SOURCE DOCUMENT >>
Again, you are treating these terms as equal to their contemporary meaning in bipartisan US politics, when they are pretty well-defined terms for describing political ideology in general. Part of that is one of the pillars of conservatism, that humans are imperfect beings and thus need institutions to guide them. So i would say you’ve pretty much got it backwards. I’m not making this up, you can go and read up on this for yourself.
This is an even more absurd reply.
> Again, you are treating these terms as equal to their contemporary meaning in bipartisan US politics, when they are pretty well-defined terms for describing political ideology in general.
I’m neither American nor using US partisan definitions. I’m using the terms as they’re broadly understood in political theory and history.
> Part of that is one of the pillars of conservatism, that humans are imperfect beings and thus need institutions to guide them.
That’s a paternalist or technocratic premise, not a conservative one. Classical conservatism accepts human fallibility but trusts evolved social norms not bureaucracy to contain it. The belief that people must be centrally guided is the antithesis of that tradition.
> So i would say you’ve pretty much got it backwards. I’m not making this up, you can go and read up on this for yourself.
You might try the same. Hobbes wasn’t a conservative - he was an absolutist. Quoting him to define conservatism is like citing Marx to define capitalism.

WHAT TO WORK ON >>
1. Answer these questions from the discussion of conservatism, one per line.
(a) What two things does the replying writer say they are not?
(b) What does classical conservatism trust to contain human fallibility?
(c) What does the replying writer say Hobbes was instead of a conservative?
2. Write the next part of the discussion of conservatism, picking up after its final sentence.
The lines after the discussion of conservatism play no part in this exercise.

COLLECTED MATERIAL >>
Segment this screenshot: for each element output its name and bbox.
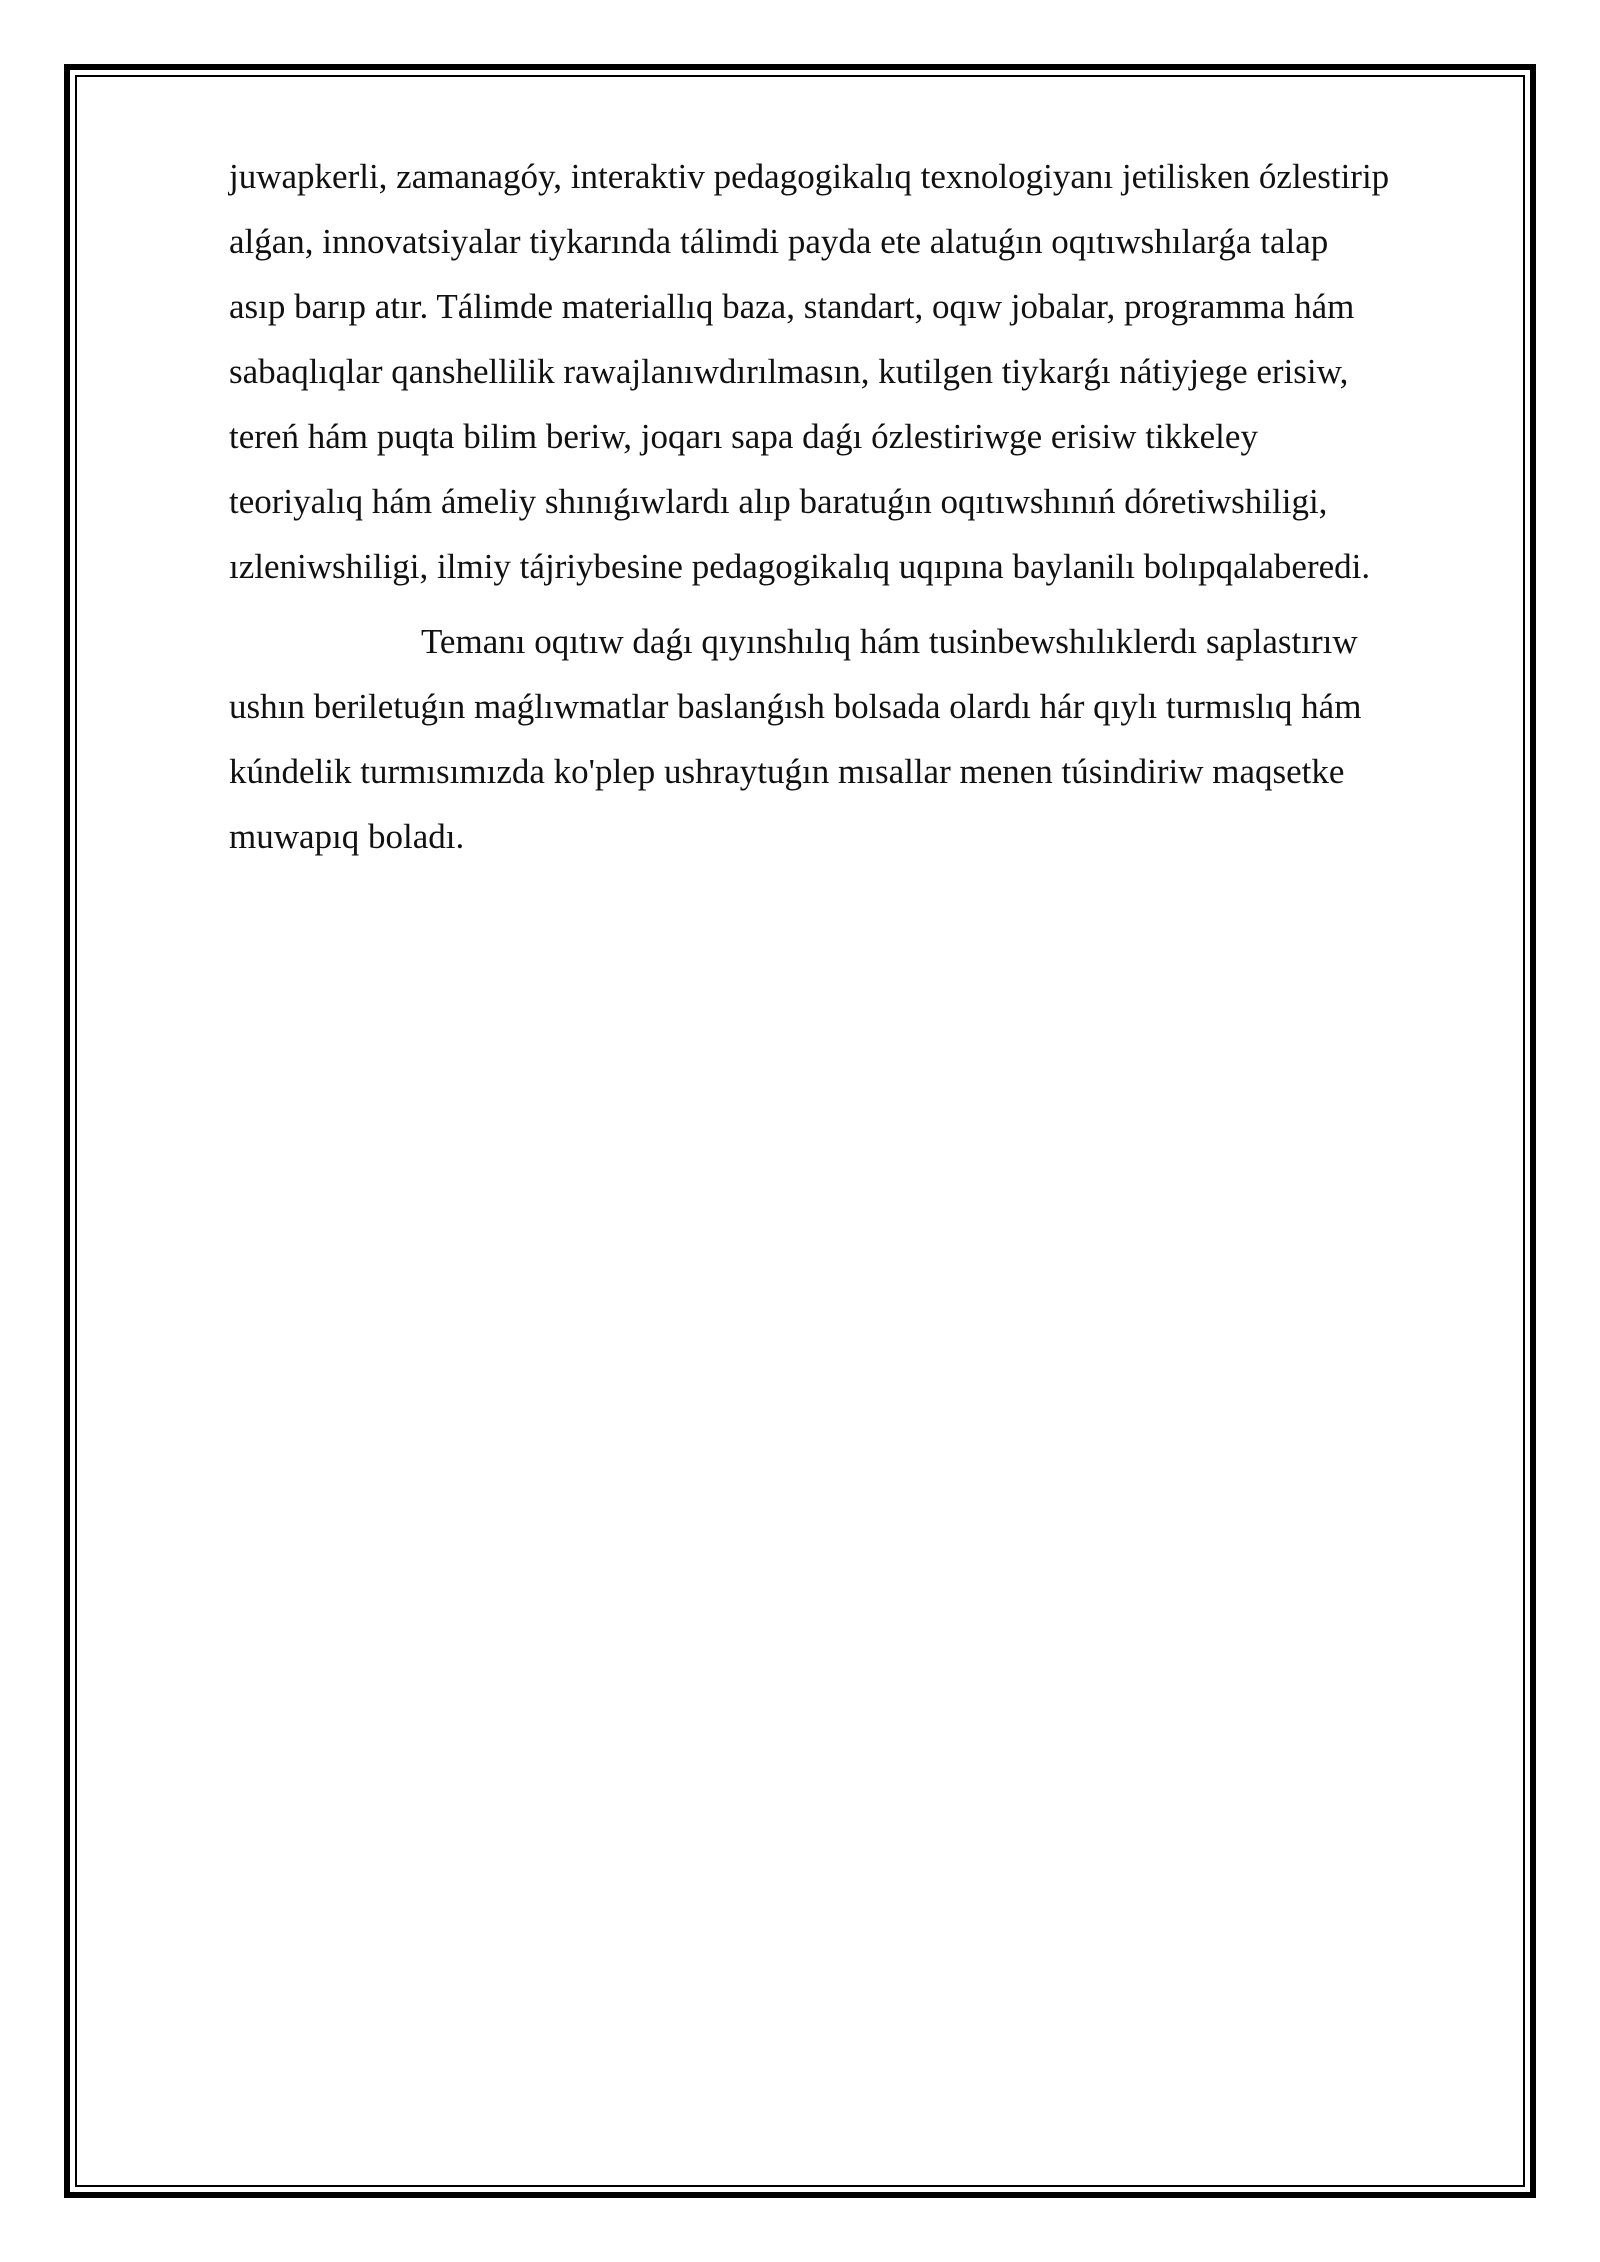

ANSWERS TO EACH TASK >>
1.
(a) The writer says they are neither American nor using US partisan definitions.
(b) Classical conservatism trusts evolved social norms, not bureaucracy, to contain human fallibility.
(c) The writer says Hobbes was an absolutist.

2.
> Part of that is one of the pillars of conservatism, that humans are imperfect beings and thus need institutions to guide them
Who made this definition, left wing scholars? I doubt many conservative persons would say this.
You could just as well say that this is the central pillar of communism, that people need to be controlled since they are too evil if they are free to form companies and structure themselves. Or that this is the central pillar of social democracy, that without big taxes and central institutions to spend peoples money on things that benefits them they will make bad choices and not get the things they need.
Every government is about taking control from the people, I don't get what you mean that conservatives would do this more than any other group.
I feel the entire philosophical distinction is tainted to the point where it should be retired and no longer discussed. It was useful as a thought experiment but folks in general have shown they are completely unable to understand this and instead treat it as some tribal dogma to which they must choose allegiance. It's become harmful.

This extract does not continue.